=== Provided records ===

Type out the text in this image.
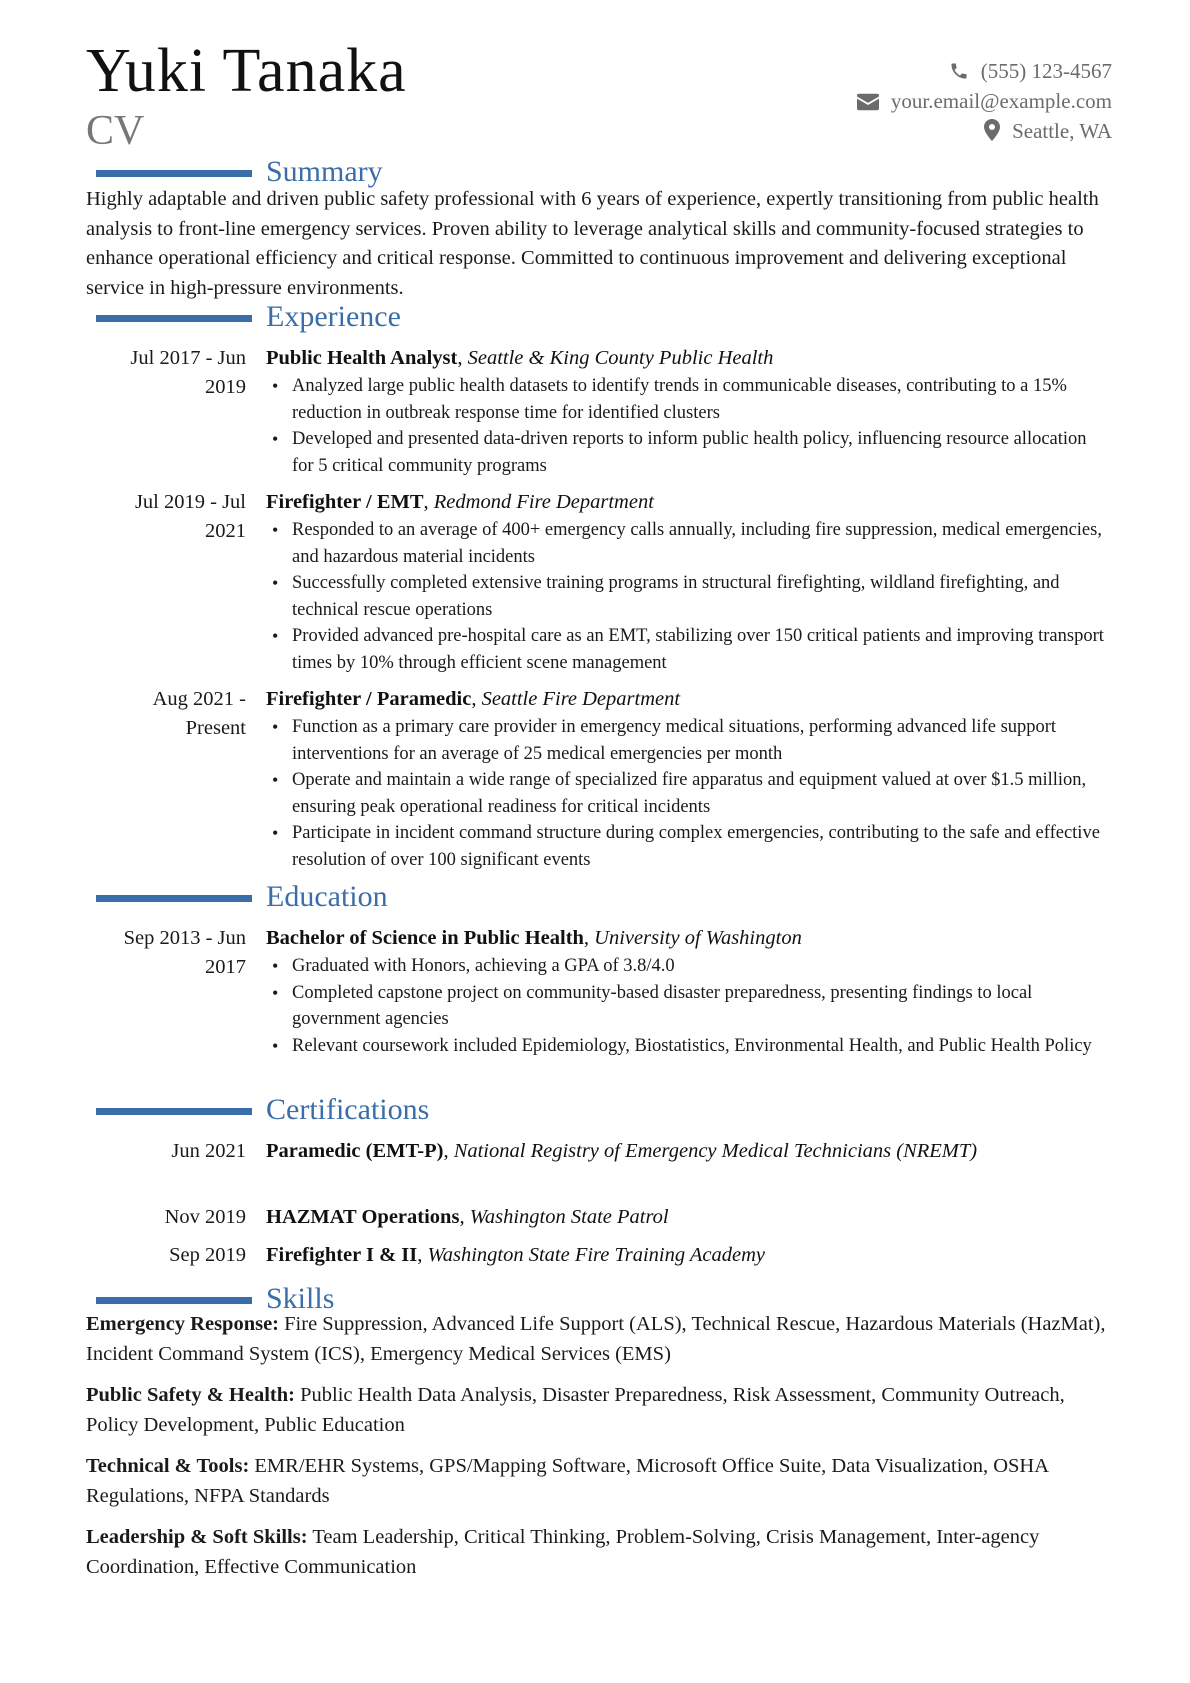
Yuki Tanaka
CV
(555) 123-4567
your.email@example.com
Seattle, WA
Summary
Highly adaptable and driven public safety professional with 6 years of experience, expertly transitioning from public health analysis to front-line emergency services. Proven ability to leverage analytical skills and community-focused strategies to enhance operational efficiency and critical response. Committed to continuous improvement and delivering exceptional service in high-pressure environments.
Experience
Jul 2017 - Jun
2019
Public Health Analyst, Seattle & King County Public Health
• Analyzed large public health datasets to identify trends in communicable diseases, contributing to a 15% reduction in outbreak response time for identified clusters
• Developed and presented data-driven reports to inform public health policy, influencing resource allocation for 5 critical community programs
Jul 2019 - Jul
2021
Firefighter / EMT, Redmond Fire Department
• Responded to an average of 400+ emergency calls annually, including fire suppression, medical emergencies, and hazardous material incidents
• Successfully completed extensive training programs in structural firefighting, wildland firefighting, and technical rescue operations
• Provided advanced pre-hospital care as an EMT, stabilizing over 150 critical patients and improving transport times by 10% through efficient scene management
Aug 2021 -
Present
Firefighter / Paramedic, Seattle Fire Department
• Function as a primary care provider in emergency medical situations, performing advanced life support interventions for an average of 25 medical emergencies per month
• Operate and maintain a wide range of specialized fire apparatus and equipment valued at over $1.5 million, ensuring peak operational readiness for critical incidents
• Participate in incident command structure during complex emergencies, contributing to the safe and effective resolution of over 100 significant events
Education
Sep 2013 - Jun
2017
Bachelor of Science in Public Health, University of Washington
• Graduated with Honors, achieving a GPA of 3.8/4.0
• Completed capstone project on community-based disaster preparedness, presenting findings to local government agencies
• Relevant coursework included Epidemiology, Biostatistics, Environmental Health, and Public Health Policy
Certifications
Jun 2021 Paramedic (EMT-P), National Registry of Emergency Medical Technicians (NREMT)
Nov 2019 HAZMAT Operations, Washington State Patrol
Sep 2019 Firefighter I & II, Washington State Fire Training Academy
Skills
Emergency Response: Fire Suppression, Advanced Life Support (ALS), Technical Rescue, Hazardous Materials (HazMat), Incident Command System (ICS), Emergency Medical Services (EMS)
Public Safety & Health: Public Health Data Analysis, Disaster Preparedness, Risk Assessment, Community Outreach, Policy Development, Public Education
Technical & Tools: EMR/EHR Systems, GPS/Mapping Software, Microsoft Office Suite, Data Visualization, OSHA Regulations, NFPA Standards
Leadership & Soft Skills: Team Leadership, Critical Thinking, Problem-Solving, Crisis Management, Inter-agency Coordination, Effective Communication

===

Read through the material above, and whenever a line contains "State", copy it.

Nov 2019 HAZMAT Operations, Washington State Patrol
Sep 2019 Firefighter I & II, Washington State Fire Training Academy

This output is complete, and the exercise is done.